*** Opening Dataset excerpts ***

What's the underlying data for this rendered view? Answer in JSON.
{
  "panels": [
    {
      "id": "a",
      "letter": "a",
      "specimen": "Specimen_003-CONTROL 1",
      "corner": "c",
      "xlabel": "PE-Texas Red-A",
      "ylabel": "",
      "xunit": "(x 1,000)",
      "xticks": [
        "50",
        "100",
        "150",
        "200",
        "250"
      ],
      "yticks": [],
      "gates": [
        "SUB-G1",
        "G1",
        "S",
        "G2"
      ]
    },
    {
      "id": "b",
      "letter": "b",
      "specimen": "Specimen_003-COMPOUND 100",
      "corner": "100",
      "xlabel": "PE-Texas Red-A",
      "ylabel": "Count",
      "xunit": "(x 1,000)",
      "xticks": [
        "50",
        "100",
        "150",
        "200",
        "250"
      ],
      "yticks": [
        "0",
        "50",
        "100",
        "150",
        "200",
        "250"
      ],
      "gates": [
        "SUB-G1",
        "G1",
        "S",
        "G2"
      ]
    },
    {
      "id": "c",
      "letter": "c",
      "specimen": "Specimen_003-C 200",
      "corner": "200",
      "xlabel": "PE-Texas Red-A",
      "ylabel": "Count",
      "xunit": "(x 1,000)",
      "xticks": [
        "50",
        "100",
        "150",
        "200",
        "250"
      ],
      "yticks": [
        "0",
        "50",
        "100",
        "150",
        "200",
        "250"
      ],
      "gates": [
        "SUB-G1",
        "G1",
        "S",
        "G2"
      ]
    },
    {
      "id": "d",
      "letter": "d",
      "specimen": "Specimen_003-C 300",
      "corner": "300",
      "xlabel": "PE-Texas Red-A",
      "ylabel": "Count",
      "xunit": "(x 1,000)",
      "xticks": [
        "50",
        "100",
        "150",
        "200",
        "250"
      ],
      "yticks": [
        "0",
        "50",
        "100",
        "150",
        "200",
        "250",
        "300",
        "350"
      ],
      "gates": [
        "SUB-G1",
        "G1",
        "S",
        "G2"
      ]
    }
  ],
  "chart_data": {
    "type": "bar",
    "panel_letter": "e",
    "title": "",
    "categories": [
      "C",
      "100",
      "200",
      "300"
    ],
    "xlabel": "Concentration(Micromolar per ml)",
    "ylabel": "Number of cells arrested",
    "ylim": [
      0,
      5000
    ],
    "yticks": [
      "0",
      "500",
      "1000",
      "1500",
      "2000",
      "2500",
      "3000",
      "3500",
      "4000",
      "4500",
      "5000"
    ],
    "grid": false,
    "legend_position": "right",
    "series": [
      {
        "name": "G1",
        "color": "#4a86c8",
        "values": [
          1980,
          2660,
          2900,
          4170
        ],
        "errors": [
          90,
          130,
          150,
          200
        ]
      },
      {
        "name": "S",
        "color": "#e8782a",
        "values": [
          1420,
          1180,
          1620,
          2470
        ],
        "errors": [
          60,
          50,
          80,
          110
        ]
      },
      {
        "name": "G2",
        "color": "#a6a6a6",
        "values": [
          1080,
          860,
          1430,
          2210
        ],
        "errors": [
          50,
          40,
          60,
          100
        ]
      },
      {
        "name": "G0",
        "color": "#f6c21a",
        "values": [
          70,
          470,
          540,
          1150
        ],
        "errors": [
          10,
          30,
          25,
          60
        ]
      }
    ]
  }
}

*** Closing Dataset excerpts ***
*** Opening Dataset excerpts ***

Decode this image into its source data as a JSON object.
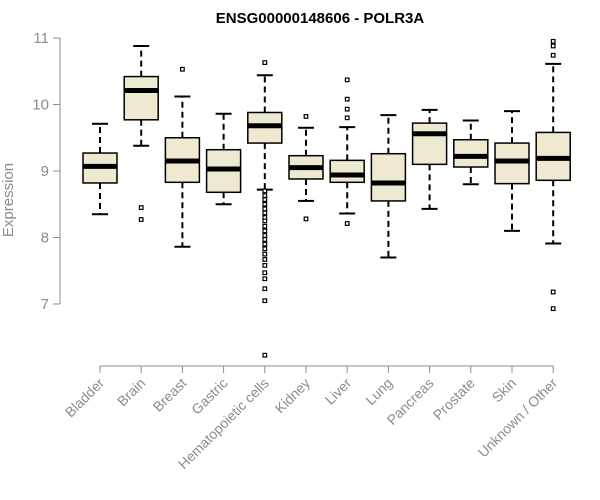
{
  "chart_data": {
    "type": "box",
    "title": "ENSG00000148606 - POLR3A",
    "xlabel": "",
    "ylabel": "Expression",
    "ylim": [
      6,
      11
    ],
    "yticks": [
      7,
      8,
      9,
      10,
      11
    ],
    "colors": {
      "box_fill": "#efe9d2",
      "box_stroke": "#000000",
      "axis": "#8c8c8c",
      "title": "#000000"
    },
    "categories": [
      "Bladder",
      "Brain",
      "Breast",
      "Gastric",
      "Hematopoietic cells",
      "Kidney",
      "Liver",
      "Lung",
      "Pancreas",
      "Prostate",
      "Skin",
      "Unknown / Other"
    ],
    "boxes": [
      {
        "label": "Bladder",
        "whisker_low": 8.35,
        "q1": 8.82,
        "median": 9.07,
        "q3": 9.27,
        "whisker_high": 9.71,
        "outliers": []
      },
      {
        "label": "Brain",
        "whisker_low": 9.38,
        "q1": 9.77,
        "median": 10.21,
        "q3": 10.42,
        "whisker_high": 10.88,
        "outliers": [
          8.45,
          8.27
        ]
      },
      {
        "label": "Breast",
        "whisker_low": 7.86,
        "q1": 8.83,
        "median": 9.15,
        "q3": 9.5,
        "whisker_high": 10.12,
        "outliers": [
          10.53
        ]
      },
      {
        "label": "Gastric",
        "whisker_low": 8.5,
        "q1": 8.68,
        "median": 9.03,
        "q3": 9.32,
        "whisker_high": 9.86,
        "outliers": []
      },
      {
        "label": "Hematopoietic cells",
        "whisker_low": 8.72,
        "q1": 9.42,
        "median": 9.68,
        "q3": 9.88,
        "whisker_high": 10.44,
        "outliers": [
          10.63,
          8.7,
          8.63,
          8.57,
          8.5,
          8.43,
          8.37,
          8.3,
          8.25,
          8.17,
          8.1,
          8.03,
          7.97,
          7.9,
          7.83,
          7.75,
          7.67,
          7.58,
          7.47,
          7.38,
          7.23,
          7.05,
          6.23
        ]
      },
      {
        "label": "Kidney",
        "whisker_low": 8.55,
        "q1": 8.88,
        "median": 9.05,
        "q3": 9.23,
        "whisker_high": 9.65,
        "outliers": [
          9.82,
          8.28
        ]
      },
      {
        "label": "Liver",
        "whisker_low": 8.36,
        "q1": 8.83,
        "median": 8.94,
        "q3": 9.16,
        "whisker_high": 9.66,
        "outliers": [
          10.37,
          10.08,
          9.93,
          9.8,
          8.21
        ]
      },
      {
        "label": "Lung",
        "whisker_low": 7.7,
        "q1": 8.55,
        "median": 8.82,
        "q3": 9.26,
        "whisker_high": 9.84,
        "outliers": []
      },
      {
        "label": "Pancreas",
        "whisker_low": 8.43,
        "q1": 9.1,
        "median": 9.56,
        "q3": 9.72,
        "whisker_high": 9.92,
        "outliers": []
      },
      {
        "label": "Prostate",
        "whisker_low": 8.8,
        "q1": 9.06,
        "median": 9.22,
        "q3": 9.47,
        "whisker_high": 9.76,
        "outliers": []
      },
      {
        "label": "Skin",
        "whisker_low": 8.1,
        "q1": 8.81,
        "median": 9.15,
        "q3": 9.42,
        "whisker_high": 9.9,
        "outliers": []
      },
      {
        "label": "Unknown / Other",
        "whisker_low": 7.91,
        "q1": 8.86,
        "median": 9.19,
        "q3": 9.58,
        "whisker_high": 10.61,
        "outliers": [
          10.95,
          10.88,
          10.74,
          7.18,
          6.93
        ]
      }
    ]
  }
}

*** Closing Dataset excerpts ***

--- Task to complete ---
Look through the entries above; find each line with the word "corner" and copy it.

--- Output for this task ---
      "corner": "c",
      "corner": "100",
      "corner": "200",
      "corner": "300",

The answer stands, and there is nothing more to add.